Set exercise:
Go through the lines below and copy each one that holds the string "underlying".

Records for this task:
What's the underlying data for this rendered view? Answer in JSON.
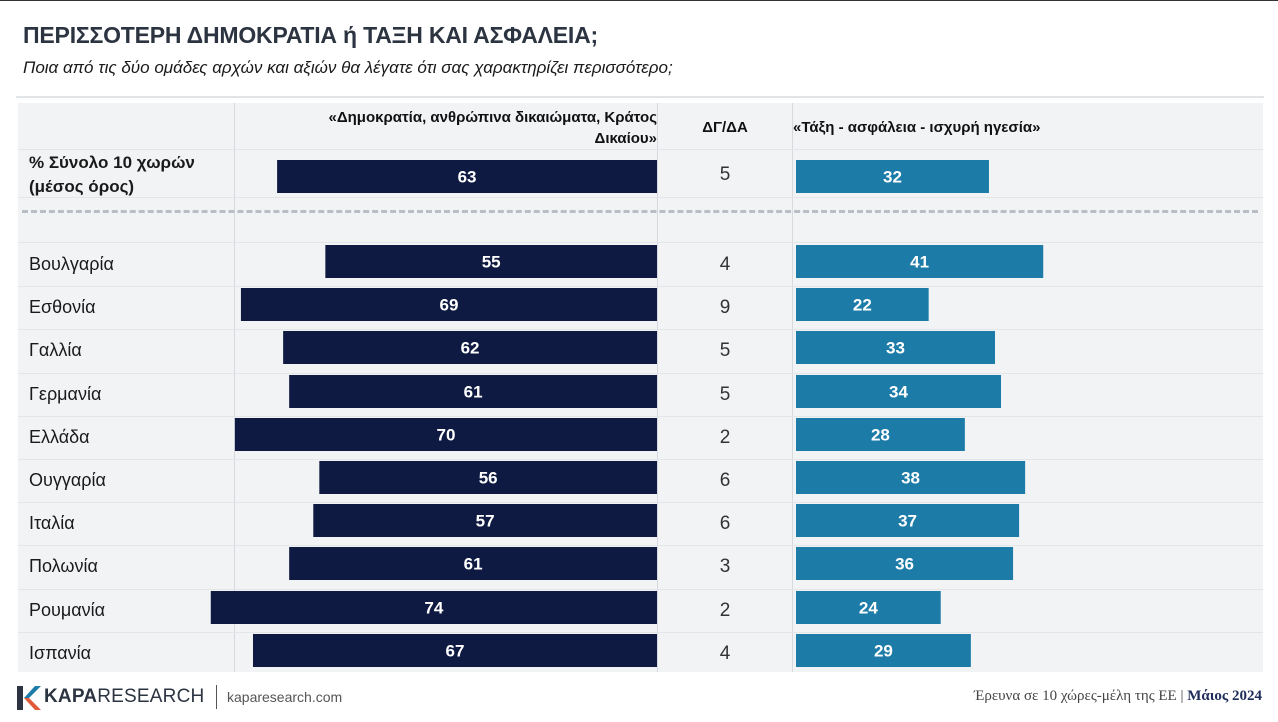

==

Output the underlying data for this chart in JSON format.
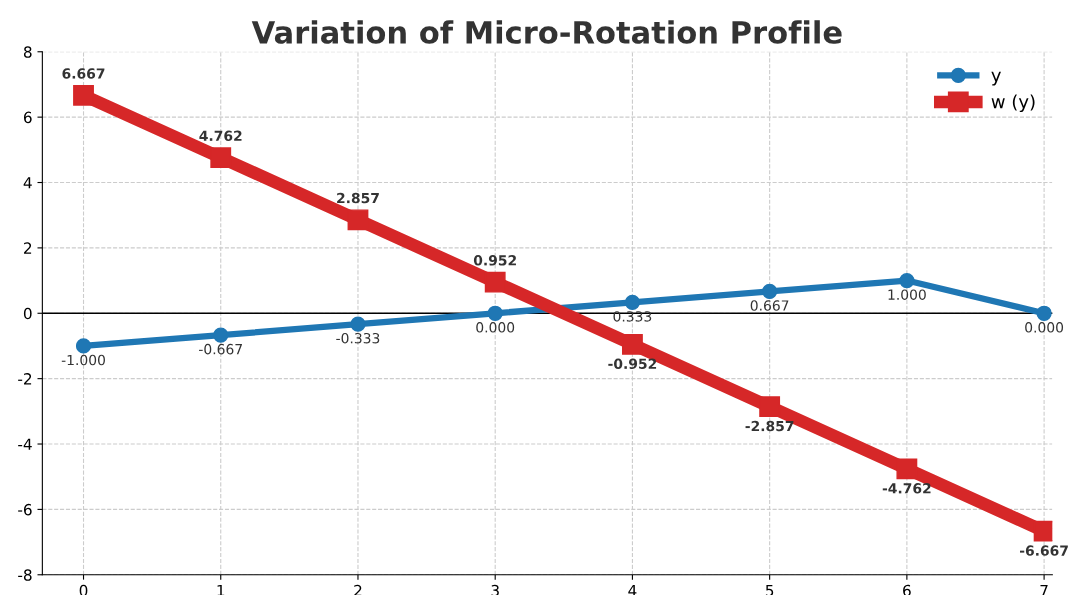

--

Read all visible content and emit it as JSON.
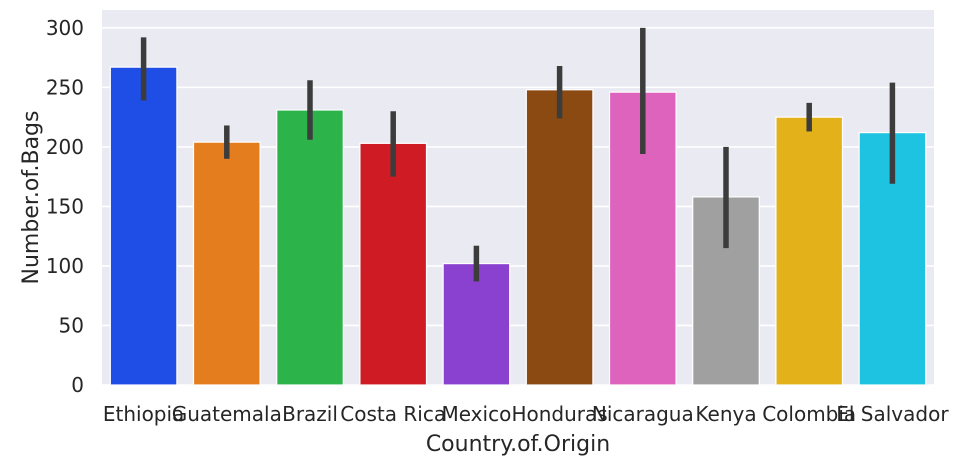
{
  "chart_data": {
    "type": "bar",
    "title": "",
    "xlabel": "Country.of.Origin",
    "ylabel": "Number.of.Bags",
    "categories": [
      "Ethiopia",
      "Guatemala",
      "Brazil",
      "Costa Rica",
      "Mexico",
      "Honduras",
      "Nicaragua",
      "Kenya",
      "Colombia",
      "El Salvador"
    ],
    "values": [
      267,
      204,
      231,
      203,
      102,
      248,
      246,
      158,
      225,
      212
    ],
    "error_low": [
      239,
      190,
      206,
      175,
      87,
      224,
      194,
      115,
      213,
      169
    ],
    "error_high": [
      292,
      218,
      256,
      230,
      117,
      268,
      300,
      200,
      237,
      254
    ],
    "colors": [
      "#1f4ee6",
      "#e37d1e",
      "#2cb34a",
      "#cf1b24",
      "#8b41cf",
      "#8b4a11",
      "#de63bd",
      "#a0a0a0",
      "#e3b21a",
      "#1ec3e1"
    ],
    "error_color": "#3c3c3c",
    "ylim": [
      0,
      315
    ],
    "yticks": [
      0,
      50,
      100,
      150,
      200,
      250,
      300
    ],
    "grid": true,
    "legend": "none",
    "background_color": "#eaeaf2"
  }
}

Worked solution:
What's the underlying data for this rendered view? Answer in JSON.
Output the underlying data for this chart in JSON format.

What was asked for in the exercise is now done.